• **Set task**:
List each line of the data in which the string "average" appears.

^^^^

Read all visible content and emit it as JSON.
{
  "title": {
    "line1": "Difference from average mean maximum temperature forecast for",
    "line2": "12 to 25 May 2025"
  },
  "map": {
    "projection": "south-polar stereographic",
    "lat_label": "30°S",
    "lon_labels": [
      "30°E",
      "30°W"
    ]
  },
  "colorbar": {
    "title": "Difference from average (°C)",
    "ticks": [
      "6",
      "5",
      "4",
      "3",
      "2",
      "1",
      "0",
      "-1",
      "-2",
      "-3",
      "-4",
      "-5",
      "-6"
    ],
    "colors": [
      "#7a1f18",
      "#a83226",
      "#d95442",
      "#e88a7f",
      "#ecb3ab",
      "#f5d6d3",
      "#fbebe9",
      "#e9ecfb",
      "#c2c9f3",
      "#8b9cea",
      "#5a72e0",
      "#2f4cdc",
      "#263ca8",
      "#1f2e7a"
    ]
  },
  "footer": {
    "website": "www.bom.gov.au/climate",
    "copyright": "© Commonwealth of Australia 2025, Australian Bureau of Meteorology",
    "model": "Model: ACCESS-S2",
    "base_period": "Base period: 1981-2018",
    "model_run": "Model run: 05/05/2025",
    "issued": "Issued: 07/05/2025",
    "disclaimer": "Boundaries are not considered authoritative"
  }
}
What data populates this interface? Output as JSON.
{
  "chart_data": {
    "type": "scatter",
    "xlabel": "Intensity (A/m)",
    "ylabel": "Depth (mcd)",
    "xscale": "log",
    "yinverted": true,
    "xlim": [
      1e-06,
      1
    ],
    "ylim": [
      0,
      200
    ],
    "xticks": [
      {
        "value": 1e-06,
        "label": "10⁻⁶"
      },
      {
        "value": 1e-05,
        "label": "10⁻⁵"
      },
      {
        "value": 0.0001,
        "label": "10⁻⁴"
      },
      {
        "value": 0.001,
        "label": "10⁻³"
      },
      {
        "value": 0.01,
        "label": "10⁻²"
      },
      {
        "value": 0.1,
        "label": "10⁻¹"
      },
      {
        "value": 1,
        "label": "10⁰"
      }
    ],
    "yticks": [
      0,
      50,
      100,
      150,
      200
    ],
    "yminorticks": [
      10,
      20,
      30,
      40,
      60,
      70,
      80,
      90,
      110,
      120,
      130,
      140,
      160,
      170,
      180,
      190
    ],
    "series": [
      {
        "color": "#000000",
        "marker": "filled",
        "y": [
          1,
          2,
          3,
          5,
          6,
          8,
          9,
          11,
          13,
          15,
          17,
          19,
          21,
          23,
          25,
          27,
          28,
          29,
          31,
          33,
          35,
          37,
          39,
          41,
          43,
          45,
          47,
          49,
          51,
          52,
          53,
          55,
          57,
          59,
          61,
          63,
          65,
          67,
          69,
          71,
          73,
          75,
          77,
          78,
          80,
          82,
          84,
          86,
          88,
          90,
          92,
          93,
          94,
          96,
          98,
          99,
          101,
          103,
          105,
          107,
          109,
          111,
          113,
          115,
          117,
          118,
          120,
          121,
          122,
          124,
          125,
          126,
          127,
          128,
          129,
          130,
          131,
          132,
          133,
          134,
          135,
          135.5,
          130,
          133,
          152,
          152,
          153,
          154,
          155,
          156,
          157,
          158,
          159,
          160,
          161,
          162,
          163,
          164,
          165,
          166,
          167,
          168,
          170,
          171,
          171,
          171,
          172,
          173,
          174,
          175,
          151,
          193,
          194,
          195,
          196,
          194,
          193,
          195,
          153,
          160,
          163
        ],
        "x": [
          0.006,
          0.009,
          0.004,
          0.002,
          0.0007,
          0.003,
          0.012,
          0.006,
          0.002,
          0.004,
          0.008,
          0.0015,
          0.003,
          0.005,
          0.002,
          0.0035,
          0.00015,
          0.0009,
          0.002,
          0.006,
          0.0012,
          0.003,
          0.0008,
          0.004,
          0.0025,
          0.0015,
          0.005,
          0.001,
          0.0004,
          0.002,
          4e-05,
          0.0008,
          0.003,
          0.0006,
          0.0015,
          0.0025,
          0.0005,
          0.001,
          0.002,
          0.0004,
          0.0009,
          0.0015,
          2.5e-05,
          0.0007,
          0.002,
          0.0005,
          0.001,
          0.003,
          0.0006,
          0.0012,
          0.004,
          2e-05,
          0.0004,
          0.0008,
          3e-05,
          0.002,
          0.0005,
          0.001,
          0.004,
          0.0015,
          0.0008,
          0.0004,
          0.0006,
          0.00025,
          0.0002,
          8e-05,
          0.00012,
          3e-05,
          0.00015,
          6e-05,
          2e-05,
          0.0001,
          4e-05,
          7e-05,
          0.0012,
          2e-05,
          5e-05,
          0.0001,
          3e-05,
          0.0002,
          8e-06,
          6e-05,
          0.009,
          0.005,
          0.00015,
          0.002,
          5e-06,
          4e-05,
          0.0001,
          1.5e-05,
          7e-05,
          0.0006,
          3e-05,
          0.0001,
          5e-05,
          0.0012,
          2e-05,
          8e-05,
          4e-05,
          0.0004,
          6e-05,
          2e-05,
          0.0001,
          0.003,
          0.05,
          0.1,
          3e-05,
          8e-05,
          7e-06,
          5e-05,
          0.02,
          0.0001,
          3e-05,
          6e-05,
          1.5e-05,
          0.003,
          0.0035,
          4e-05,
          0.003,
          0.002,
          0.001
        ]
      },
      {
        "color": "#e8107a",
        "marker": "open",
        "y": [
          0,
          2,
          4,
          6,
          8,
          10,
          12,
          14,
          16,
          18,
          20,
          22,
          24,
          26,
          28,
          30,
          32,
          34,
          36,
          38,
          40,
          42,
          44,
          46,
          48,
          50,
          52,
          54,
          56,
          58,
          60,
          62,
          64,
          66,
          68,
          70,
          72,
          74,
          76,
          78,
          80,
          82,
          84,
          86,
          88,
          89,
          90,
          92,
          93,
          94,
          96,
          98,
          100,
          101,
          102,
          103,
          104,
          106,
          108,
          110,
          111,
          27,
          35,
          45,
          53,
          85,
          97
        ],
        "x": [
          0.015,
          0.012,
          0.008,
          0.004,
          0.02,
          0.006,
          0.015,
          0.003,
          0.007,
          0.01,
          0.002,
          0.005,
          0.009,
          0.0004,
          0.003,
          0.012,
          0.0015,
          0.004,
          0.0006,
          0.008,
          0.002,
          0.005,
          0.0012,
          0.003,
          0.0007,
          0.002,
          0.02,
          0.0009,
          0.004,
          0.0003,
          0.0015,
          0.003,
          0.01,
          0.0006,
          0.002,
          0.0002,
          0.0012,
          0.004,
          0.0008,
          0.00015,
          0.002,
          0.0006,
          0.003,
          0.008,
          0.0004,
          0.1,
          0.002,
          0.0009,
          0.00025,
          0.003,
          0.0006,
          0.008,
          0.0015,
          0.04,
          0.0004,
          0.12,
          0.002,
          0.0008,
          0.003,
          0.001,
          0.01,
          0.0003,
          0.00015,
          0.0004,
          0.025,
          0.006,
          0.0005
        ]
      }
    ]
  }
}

^^^^

• **Written response**:
    "line1": "Difference from average mean maximum temperature forecast for",
    "title": "Difference from average (°C)",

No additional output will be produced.